Exercise prompt:
Repeat what the lines below say, word for word, and skip every image.
_ _ _ _ _ _ _
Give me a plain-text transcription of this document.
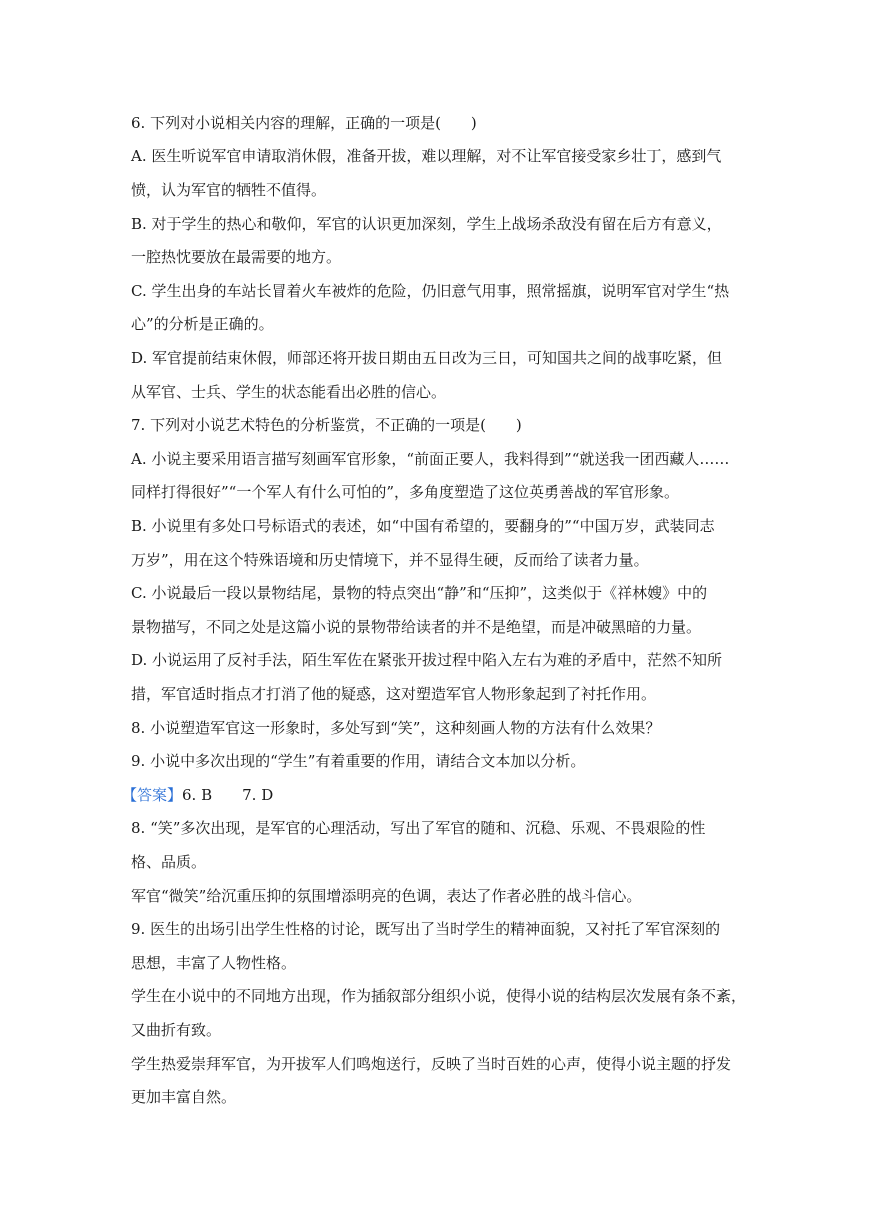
6. 下列对小说相关内容的理解，正确的一项是(　　)
A. 医生听说军官申请取消休假，准备开拔，难以理解，对不让军官接受家乡壮丁，感到气
愤，认为军官的牺牲不值得。
B. 对于学生的热心和敬仰，军官的认识更加深刻，学生上战场杀敌没有留在后方有意义，
一腔热忱要放在最需要的地方。
C. 学生出身的车站长冒着火车被炸的危险，仍旧意气用事，照常摇旗，说明军官对学生“热
心”的分析是正确的。
D. 军官提前结束休假，师部还将开拔日期由五日改为三日，可知国共之间的战事吃紧，但
从军官、士兵、学生的状态能看出必胜的信心。
7. 下列对小说艺术特色的分析鉴赏，不正确的一项是(　　)
A. 小说主要采用语言描写刻画军官形象，“前面正要人，我料得到”“就送我一团西藏人……
同样打得很好”“一个军人有什么可怕的”，多角度塑造了这位英勇善战的军官形象。
B. 小说里有多处口号标语式的表述，如“中国有希望的，要翻身的”“中国万岁，武装同志
万岁”，用在这个特殊语境和历史情境下，并不显得生硬，反而给了读者力量。
C. 小说最后一段以景物结尾，景物的特点突出“静”和“压抑”，这类似于《祥林嫂》中的
景物描写，不同之处是这篇小说的景物带给读者的并不是绝望，而是冲破黑暗的力量。
D. 小说运用了反衬手法，陌生军佐在紧张开拔过程中陷入左右为难的矛盾中，茫然不知所
措，军官适时指点才打消了他的疑惑，这对塑造军官人物形象起到了衬托作用。
8. 小说塑造军官这一形象时，多处写到“笑”，这种刻画人物的方法有什么效果？
9. 小说中多次出现的“学生”有着重要的作用，请结合文本加以分析。
【答案】6. B　　7. D
8. “笑”多次出现，是军官的心理活动，写出了军官的随和、沉稳、乐观、不畏艰险的性
格、品质。
军官“微笑”给沉重压抑的氛围增添明亮的色调，表达了作者必胜的战斗信心。
9. 医生的出场引出学生性格的讨论，既写出了当时学生的精神面貌，又衬托了军官深刻的
思想，丰富了人物性格。
学生在小说中的不同地方出现，作为插叙部分组织小说，使得小说的结构层次发展有条不紊，
又曲折有致。
学生热爱崇拜军官，为开拔军人们鸣炮送行，反映了当时百姓的心声，使得小说主题的抒发
更加丰富自然。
_ _ _ _ _ _ _
Problem solution:
Give me a plain-text transcription of this document.
6. 下列对小说相关内容的理解，正确的一项是(　　)
A. 医生听说军官申请取消休假，准备开拔，难以理解，对不让军官接受家乡壮丁，感到气
愤，认为军官的牺牲不值得。
B. 对于学生的热心和敬仰，军官的认识更加深刻，学生上战场杀敌没有留在后方有意义，
一腔热忱要放在最需要的地方。
C. 学生出身的车站长冒着火车被炸的危险，仍旧意气用事，照常摇旗，说明军官对学生“热
心”的分析是正确的。
D. 军官提前结束休假，师部还将开拔日期由五日改为三日，可知国共之间的战事吃紧，但
从军官、士兵、学生的状态能看出必胜的信心。
7. 下列对小说艺术特色的分析鉴赏，不正确的一项是(　　)
A. 小说主要采用语言描写刻画军官形象，“前面正要人，我料得到”“就送我一团西藏人……
同样打得很好”“一个军人有什么可怕的”，多角度塑造了这位英勇善战的军官形象。
B. 小说里有多处口号标语式的表述，如“中国有希望的，要翻身的”“中国万岁，武装同志
万岁”，用在这个特殊语境和历史情境下，并不显得生硬，反而给了读者力量。
C. 小说最后一段以景物结尾，景物的特点突出“静”和“压抑”，这类似于《祥林嫂》中的
景物描写，不同之处是这篇小说的景物带给读者的并不是绝望，而是冲破黑暗的力量。
D. 小说运用了反衬手法，陌生军佐在紧张开拔过程中陷入左右为难的矛盾中，茫然不知所
措，军官适时指点才打消了他的疑惑，这对塑造军官人物形象起到了衬托作用。
8. 小说塑造军官这一形象时，多处写到“笑”，这种刻画人物的方法有什么效果？
9. 小说中多次出现的“学生”有着重要的作用，请结合文本加以分析。
【答案】6. B　　7. D
8. “笑”多次出现，是军官的心理活动，写出了军官的随和、沉稳、乐观、不畏艰险的性
格、品质。
军官“微笑”给沉重压抑的氛围增添明亮的色调，表达了作者必胜的战斗信心。
9. 医生的出场引出学生性格的讨论，既写出了当时学生的精神面貌，又衬托了军官深刻的
思想，丰富了人物性格。
学生在小说中的不同地方出现，作为插叙部分组织小说，使得小说的结构层次发展有条不紊，
又曲折有致。
学生热爱崇拜军官，为开拔军人们鸣炮送行，反映了当时百姓的心声，使得小说主题的抒发
更加丰富自然。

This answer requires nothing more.